--- Start of INFORMATION PROVIDED ---

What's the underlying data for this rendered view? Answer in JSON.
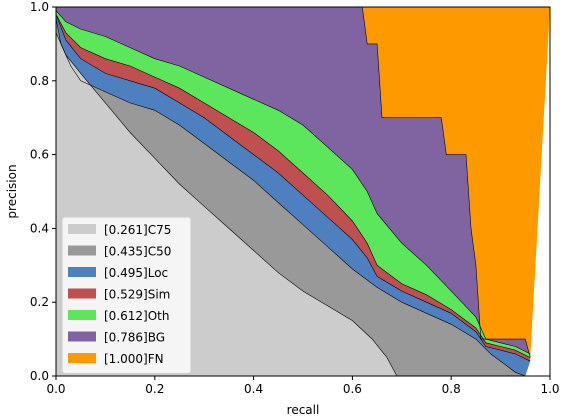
{
  "chart_data": {
    "type": "area",
    "title": "",
    "xlabel": "recall",
    "ylabel": "precision",
    "xlim": [
      0,
      1
    ],
    "ylim": [
      0,
      1
    ],
    "x_ticks": [
      "0.0",
      "0.2",
      "0.4",
      "0.6",
      "0.8",
      "1.0"
    ],
    "y_ticks": [
      "0.0",
      "0.2",
      "0.4",
      "0.6",
      "0.8",
      "1.0"
    ],
    "grid": false,
    "legend_position": "lower-left",
    "series": [
      {
        "name": "[0.261]C75",
        "color": "#cccccc",
        "points": [
          [
            0,
            0.93
          ],
          [
            0.02,
            0.87
          ],
          [
            0.05,
            0.82
          ],
          [
            0.1,
            0.74
          ],
          [
            0.15,
            0.66
          ],
          [
            0.2,
            0.59
          ],
          [
            0.25,
            0.52
          ],
          [
            0.3,
            0.46
          ],
          [
            0.35,
            0.4
          ],
          [
            0.4,
            0.34
          ],
          [
            0.45,
            0.28
          ],
          [
            0.5,
            0.23
          ],
          [
            0.55,
            0.19
          ],
          [
            0.6,
            0.15
          ],
          [
            0.64,
            0.1
          ],
          [
            0.67,
            0.05
          ],
          [
            0.69,
            0
          ]
        ]
      },
      {
        "name": "[0.435]C50",
        "color": "#999999",
        "points": [
          [
            0,
            0.97
          ],
          [
            0.01,
            0.9
          ],
          [
            0.03,
            0.84
          ],
          [
            0.05,
            0.8
          ],
          [
            0.1,
            0.77
          ],
          [
            0.15,
            0.74
          ],
          [
            0.2,
            0.72
          ],
          [
            0.25,
            0.68
          ],
          [
            0.3,
            0.63
          ],
          [
            0.35,
            0.58
          ],
          [
            0.4,
            0.53
          ],
          [
            0.45,
            0.47
          ],
          [
            0.5,
            0.41
          ],
          [
            0.55,
            0.35
          ],
          [
            0.6,
            0.29
          ],
          [
            0.65,
            0.24
          ],
          [
            0.7,
            0.2
          ],
          [
            0.75,
            0.17
          ],
          [
            0.8,
            0.14
          ],
          [
            0.85,
            0.1
          ],
          [
            0.88,
            0.06
          ],
          [
            0.91,
            0.03
          ],
          [
            0.93,
            0.01
          ],
          [
            0.95,
            0
          ]
        ]
      },
      {
        "name": "[0.495]Loc",
        "color": "#4e80c0",
        "points": [
          [
            0,
            0.98
          ],
          [
            0.02,
            0.91
          ],
          [
            0.05,
            0.86
          ],
          [
            0.1,
            0.82
          ],
          [
            0.15,
            0.8
          ],
          [
            0.2,
            0.78
          ],
          [
            0.25,
            0.74
          ],
          [
            0.3,
            0.7
          ],
          [
            0.35,
            0.65
          ],
          [
            0.4,
            0.6
          ],
          [
            0.45,
            0.55
          ],
          [
            0.5,
            0.49
          ],
          [
            0.55,
            0.43
          ],
          [
            0.6,
            0.37
          ],
          [
            0.63,
            0.32
          ],
          [
            0.65,
            0.27
          ],
          [
            0.7,
            0.23
          ],
          [
            0.75,
            0.2
          ],
          [
            0.8,
            0.17
          ],
          [
            0.85,
            0.12
          ],
          [
            0.87,
            0.08
          ],
          [
            0.9,
            0.07
          ],
          [
            0.93,
            0.06
          ],
          [
            0.96,
            0.04
          ]
        ]
      },
      {
        "name": "[0.529]Sim",
        "color": "#c05050",
        "points": [
          [
            0,
            0.98
          ],
          [
            0.02,
            0.93
          ],
          [
            0.05,
            0.89
          ],
          [
            0.1,
            0.86
          ],
          [
            0.15,
            0.84
          ],
          [
            0.2,
            0.81
          ],
          [
            0.25,
            0.78
          ],
          [
            0.3,
            0.74
          ],
          [
            0.35,
            0.7
          ],
          [
            0.4,
            0.66
          ],
          [
            0.45,
            0.61
          ],
          [
            0.5,
            0.55
          ],
          [
            0.55,
            0.49
          ],
          [
            0.6,
            0.42
          ],
          [
            0.63,
            0.36
          ],
          [
            0.65,
            0.3
          ],
          [
            0.7,
            0.25
          ],
          [
            0.75,
            0.22
          ],
          [
            0.8,
            0.18
          ],
          [
            0.85,
            0.13
          ],
          [
            0.87,
            0.09
          ],
          [
            0.9,
            0.08
          ],
          [
            0.93,
            0.07
          ],
          [
            0.96,
            0.05
          ]
        ]
      },
      {
        "name": "[0.612]Oth",
        "color": "#5ce65c",
        "points": [
          [
            0,
            0.99
          ],
          [
            0.02,
            0.96
          ],
          [
            0.05,
            0.94
          ],
          [
            0.1,
            0.92
          ],
          [
            0.15,
            0.89
          ],
          [
            0.2,
            0.86
          ],
          [
            0.25,
            0.84
          ],
          [
            0.3,
            0.81
          ],
          [
            0.35,
            0.78
          ],
          [
            0.4,
            0.75
          ],
          [
            0.45,
            0.72
          ],
          [
            0.5,
            0.68
          ],
          [
            0.55,
            0.62
          ],
          [
            0.6,
            0.56
          ],
          [
            0.63,
            0.5
          ],
          [
            0.65,
            0.44
          ],
          [
            0.7,
            0.36
          ],
          [
            0.75,
            0.3
          ],
          [
            0.8,
            0.23
          ],
          [
            0.85,
            0.16
          ],
          [
            0.87,
            0.1
          ],
          [
            0.9,
            0.09
          ],
          [
            0.93,
            0.08
          ],
          [
            0.96,
            0.06
          ]
        ]
      },
      {
        "name": "[0.786]BG",
        "color": "#8064a2",
        "points": [
          [
            0,
            1
          ],
          [
            0.62,
            1
          ],
          [
            0.63,
            0.9
          ],
          [
            0.65,
            0.9
          ],
          [
            0.66,
            0.7
          ],
          [
            0.78,
            0.7
          ],
          [
            0.79,
            0.6
          ],
          [
            0.83,
            0.6
          ],
          [
            0.84,
            0.4
          ],
          [
            0.85,
            0.3
          ],
          [
            0.86,
            0.1
          ],
          [
            0.95,
            0.1
          ],
          [
            0.96,
            0.05
          ]
        ]
      },
      {
        "name": "[1.000]FN",
        "color": "#ff9900",
        "points": [
          [
            0,
            1
          ],
          [
            1,
            1
          ]
        ]
      }
    ]
  }
}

--- End of INFORMATION PROVIDED ---

Find the word "color" in the data and show each line that holds it.

        "color": "#cccccc",
        "color": "#999999",
        "color": "#4e80c0",
        "color": "#c05050",
        "color": "#5ce65c",
        "color": "#8064a2",
        "color": "#ff9900",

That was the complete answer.